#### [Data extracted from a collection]
►

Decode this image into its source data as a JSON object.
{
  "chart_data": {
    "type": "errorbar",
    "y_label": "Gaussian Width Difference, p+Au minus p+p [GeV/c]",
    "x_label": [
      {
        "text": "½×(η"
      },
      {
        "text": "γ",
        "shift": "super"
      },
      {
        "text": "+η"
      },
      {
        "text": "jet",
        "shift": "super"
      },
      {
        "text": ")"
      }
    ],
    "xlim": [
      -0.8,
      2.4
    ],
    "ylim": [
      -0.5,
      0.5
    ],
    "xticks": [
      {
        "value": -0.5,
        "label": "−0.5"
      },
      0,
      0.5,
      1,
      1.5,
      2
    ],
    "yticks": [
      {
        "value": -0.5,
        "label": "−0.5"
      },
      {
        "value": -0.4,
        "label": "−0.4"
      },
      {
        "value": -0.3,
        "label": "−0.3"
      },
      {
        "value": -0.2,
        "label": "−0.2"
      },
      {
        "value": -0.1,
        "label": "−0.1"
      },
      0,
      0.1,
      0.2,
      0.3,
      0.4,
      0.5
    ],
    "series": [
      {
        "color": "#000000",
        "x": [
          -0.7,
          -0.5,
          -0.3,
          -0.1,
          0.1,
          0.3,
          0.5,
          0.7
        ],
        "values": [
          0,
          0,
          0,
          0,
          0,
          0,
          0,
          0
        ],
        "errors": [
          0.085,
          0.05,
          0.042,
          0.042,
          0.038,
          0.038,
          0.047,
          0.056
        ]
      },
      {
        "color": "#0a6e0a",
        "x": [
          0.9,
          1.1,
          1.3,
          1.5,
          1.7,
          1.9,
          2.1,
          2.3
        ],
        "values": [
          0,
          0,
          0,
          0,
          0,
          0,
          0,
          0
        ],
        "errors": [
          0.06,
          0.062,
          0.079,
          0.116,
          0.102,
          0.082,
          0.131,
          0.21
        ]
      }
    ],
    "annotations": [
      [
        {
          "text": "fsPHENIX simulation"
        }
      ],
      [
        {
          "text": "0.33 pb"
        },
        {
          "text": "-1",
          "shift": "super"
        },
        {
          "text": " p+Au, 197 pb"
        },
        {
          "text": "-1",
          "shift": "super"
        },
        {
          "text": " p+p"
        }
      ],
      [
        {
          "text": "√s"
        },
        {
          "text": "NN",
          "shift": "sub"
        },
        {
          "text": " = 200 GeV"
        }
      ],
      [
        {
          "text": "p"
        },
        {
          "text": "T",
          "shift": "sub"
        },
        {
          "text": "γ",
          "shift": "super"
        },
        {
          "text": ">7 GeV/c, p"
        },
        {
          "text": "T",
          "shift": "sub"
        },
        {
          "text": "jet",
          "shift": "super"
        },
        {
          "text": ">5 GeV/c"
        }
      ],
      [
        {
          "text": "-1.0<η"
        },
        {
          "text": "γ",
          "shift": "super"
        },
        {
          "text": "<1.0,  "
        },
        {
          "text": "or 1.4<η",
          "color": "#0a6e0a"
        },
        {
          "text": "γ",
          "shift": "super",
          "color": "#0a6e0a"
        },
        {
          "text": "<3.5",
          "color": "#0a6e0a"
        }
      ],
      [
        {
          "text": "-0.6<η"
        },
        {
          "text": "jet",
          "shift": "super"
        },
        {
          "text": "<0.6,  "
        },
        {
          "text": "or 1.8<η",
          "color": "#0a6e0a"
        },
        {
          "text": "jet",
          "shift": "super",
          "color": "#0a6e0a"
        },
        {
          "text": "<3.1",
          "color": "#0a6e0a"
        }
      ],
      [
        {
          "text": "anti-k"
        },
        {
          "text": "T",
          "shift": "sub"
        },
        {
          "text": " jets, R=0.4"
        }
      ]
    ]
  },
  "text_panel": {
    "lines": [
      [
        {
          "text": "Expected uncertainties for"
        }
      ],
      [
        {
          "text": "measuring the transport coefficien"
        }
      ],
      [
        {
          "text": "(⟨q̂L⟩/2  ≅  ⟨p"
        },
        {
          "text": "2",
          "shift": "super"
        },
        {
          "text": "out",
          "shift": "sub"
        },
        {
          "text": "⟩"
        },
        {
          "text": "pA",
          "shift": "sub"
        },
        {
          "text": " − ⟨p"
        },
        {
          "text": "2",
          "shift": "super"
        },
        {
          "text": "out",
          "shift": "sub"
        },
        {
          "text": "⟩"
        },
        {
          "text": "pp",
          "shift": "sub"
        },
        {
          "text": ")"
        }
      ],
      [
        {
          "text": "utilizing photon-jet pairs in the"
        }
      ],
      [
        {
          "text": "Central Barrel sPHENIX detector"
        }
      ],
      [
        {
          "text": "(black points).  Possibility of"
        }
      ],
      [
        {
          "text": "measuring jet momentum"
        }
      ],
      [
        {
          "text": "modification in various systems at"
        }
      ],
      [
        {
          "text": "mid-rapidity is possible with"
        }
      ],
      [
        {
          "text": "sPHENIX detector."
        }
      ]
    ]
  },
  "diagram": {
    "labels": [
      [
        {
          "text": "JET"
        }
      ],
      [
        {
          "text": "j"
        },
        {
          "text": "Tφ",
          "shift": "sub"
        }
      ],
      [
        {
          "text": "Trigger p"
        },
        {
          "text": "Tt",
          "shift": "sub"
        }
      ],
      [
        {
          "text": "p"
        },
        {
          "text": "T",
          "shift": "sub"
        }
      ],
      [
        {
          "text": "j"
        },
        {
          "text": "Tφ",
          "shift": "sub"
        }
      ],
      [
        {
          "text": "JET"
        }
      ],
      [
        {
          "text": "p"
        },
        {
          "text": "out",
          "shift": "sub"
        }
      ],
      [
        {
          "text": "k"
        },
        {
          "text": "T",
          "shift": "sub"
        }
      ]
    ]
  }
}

◄

#### [WHAT YOU NEED TO DO]
Restate each of the entries above verbatim.

#### [THE SOLUTION]
Decode this image into its source data as a JSON object.
{
  "chart_data": {
    "type": "errorbar",
    "y_label": "Gaussian Width Difference, p+Au minus p+p [GeV/c]",
    "x_label": [
      {
        "text": "½×(η"
      },
      {
        "text": "γ",
        "shift": "super"
      },
      {
        "text": "+η"
      },
      {
        "text": "jet",
        "shift": "super"
      },
      {
        "text": ")"
      }
    ],
    "xlim": [
      -0.8,
      2.4
    ],
    "ylim": [
      -0.5,
      0.5
    ],
    "xticks": [
      {
        "value": -0.5,
        "label": "−0.5"
      },
      0,
      0.5,
      1,
      1.5,
      2
    ],
    "yticks": [
      {
        "value": -0.5,
        "label": "−0.5"
      },
      {
        "value": -0.4,
        "label": "−0.4"
      },
      {
        "value": -0.3,
        "label": "−0.3"
      },
      {
        "value": -0.2,
        "label": "−0.2"
      },
      {
        "value": -0.1,
        "label": "−0.1"
      },
      0,
      0.1,
      0.2,
      0.3,
      0.4,
      0.5
    ],
    "series": [
      {
        "color": "#000000",
        "x": [
          -0.7,
          -0.5,
          -0.3,
          -0.1,
          0.1,
          0.3,
          0.5,
          0.7
        ],
        "values": [
          0,
          0,
          0,
          0,
          0,
          0,
          0,
          0
        ],
        "errors": [
          0.085,
          0.05,
          0.042,
          0.042,
          0.038,
          0.038,
          0.047,
          0.056
        ]
      },
      {
        "color": "#0a6e0a",
        "x": [
          0.9,
          1.1,
          1.3,
          1.5,
          1.7,
          1.9,
          2.1,
          2.3
        ],
        "values": [
          0,
          0,
          0,
          0,
          0,
          0,
          0,
          0
        ],
        "errors": [
          0.06,
          0.062,
          0.079,
          0.116,
          0.102,
          0.082,
          0.131,
          0.21
        ]
      }
    ],
    "annotations": [
      [
        {
          "text": "fsPHENIX simulation"
        }
      ],
      [
        {
          "text": "0.33 pb"
        },
        {
          "text": "-1",
          "shift": "super"
        },
        {
          "text": " p+Au, 197 pb"
        },
        {
          "text": "-1",
          "shift": "super"
        },
        {
          "text": " p+p"
        }
      ],
      [
        {
          "text": "√s"
        },
        {
          "text": "NN",
          "shift": "sub"
        },
        {
          "text": " = 200 GeV"
        }
      ],
      [
        {
          "text": "p"
        },
        {
          "text": "T",
          "shift": "sub"
        },
        {
          "text": "γ",
          "shift": "super"
        },
        {
          "text": ">7 GeV/c, p"
        },
        {
          "text": "T",
          "shift": "sub"
        },
        {
          "text": "jet",
          "shift": "super"
        },
        {
          "text": ">5 GeV/c"
        }
      ],
      [
        {
          "text": "-1.0<η"
        },
        {
          "text": "γ",
          "shift": "super"
        },
        {
          "text": "<1.0,  "
        },
        {
          "text": "or 1.4<η",
          "color": "#0a6e0a"
        },
        {
          "text": "γ",
          "shift": "super",
          "color": "#0a6e0a"
        },
        {
          "text": "<3.5",
          "color": "#0a6e0a"
        }
      ],
      [
        {
          "text": "-0.6<η"
        },
        {
          "text": "jet",
          "shift": "super"
        },
        {
          "text": "<0.6,  "
        },
        {
          "text": "or 1.8<η",
          "color": "#0a6e0a"
        },
        {
          "text": "jet",
          "shift": "super",
          "color": "#0a6e0a"
        },
        {
          "text": "<3.1",
          "color": "#0a6e0a"
        }
      ],
      [
        {
          "text": "anti-k"
        },
        {
          "text": "T",
          "shift": "sub"
        },
        {
          "text": " jets, R=0.4"
        }
      ]
    ]
  },
  "text_panel": {
    "lines": [
      [
        {
          "text": "Expected uncertainties for"
        }
      ],
      [
        {
          "text": "measuring the transport coefficien"
        }
      ],
      [
        {
          "text": "(⟨q̂L⟩/2  ≅  ⟨p"
        },
        {
          "text": "2",
          "shift": "super"
        },
        {
          "text": "out",
          "shift": "sub"
        },
        {
          "text": "⟩"
        },
        {
          "text": "pA",
          "shift": "sub"
        },
        {
          "text": " − ⟨p"
        },
        {
          "text": "2",
          "shift": "super"
        },
        {
          "text": "out",
          "shift": "sub"
        },
        {
          "text": "⟩"
        },
        {
          "text": "pp",
          "shift": "sub"
        },
        {
          "text": ")"
        }
      ],
      [
        {
          "text": "utilizing photon-jet pairs in the"
        }
      ],
      [
        {
          "text": "Central Barrel sPHENIX detector"
        }
      ],
      [
        {
          "text": "(black points).  Possibility of"
        }
      ],
      [
        {
          "text": "measuring jet momentum"
        }
      ],
      [
        {
          "text": "modification in various systems at"
        }
      ],
      [
        {
          "text": "mid-rapidity is possible with"
        }
      ],
      [
        {
          "text": "sPHENIX detector."
        }
      ]
    ]
  },
  "diagram": {
    "labels": [
      [
        {
          "text": "JET"
        }
      ],
      [
        {
          "text": "j"
        },
        {
          "text": "Tφ",
          "shift": "sub"
        }
      ],
      [
        {
          "text": "Trigger p"
        },
        {
          "text": "Tt",
          "shift": "sub"
        }
      ],
      [
        {
          "text": "p"
        },
        {
          "text": "T",
          "shift": "sub"
        }
      ],
      [
        {
          "text": "j"
        },
        {
          "text": "Tφ",
          "shift": "sub"
        }
      ],
      [
        {
          "text": "JET"
        }
      ],
      [
        {
          "text": "p"
        },
        {
          "text": "out",
          "shift": "sub"
        }
      ],
      [
        {
          "text": "k"
        },
        {
          "text": "T",
          "shift": "sub"
        }
      ]
    ]
  }
}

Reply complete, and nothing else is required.